══ Data supplied
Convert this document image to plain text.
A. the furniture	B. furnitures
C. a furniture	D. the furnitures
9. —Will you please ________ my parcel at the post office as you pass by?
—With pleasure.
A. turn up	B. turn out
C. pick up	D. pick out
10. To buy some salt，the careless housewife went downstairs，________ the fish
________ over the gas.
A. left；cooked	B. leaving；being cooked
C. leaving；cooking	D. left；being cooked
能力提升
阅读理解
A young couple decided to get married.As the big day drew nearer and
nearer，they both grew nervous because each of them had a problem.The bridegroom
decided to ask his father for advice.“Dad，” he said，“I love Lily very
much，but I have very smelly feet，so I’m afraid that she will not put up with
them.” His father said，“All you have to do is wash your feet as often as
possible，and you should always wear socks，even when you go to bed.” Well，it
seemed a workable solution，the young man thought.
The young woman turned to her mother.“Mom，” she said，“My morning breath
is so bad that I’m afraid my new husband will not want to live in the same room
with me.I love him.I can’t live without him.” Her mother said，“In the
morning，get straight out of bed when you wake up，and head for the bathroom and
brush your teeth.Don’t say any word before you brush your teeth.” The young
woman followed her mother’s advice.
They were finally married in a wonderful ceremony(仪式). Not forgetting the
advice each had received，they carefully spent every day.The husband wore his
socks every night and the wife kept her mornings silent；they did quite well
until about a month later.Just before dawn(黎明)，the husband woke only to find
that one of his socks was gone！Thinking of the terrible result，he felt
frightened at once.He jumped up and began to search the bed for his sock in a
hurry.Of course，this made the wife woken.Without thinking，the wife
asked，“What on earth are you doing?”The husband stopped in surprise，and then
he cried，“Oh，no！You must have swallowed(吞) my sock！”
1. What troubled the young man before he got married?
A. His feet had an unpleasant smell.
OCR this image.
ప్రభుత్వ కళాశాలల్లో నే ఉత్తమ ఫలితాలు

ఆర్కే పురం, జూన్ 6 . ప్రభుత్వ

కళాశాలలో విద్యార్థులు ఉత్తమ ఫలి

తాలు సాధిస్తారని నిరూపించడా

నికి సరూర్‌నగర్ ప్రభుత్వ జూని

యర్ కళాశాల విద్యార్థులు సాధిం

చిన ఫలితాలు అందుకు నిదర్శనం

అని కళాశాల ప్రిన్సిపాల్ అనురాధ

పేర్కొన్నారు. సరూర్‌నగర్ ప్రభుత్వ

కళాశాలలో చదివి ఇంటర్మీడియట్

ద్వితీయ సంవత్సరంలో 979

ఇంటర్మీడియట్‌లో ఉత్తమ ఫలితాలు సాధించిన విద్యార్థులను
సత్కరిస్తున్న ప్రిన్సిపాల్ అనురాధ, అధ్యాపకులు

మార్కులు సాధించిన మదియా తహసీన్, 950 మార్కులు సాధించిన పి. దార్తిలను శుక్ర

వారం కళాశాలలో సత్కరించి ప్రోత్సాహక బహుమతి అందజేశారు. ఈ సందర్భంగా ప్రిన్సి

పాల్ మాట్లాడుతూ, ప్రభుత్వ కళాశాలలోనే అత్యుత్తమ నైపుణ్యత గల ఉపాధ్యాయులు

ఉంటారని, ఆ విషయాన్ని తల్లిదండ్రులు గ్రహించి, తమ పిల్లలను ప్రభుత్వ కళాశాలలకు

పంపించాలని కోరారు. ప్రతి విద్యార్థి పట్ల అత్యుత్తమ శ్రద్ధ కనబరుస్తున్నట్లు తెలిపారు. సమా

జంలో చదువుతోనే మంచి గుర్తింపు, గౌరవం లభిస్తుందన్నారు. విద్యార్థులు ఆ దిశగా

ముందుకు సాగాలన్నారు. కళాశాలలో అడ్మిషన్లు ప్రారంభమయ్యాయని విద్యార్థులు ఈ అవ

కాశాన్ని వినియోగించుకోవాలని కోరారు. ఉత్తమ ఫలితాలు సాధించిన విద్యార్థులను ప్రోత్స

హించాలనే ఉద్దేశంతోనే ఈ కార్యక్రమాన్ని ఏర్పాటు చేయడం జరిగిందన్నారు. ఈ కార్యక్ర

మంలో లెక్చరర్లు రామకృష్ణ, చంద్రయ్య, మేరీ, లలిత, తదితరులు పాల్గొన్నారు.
════
_What this task involves_
Return each line of the listing that holds the string "married".

_Answer to the exercise_
A young couple decided to get married.As the big day drew nearer and
They were finally married in a wonderful ceremony(仪式). Not forgetting the
1. What troubled the young man before he got married?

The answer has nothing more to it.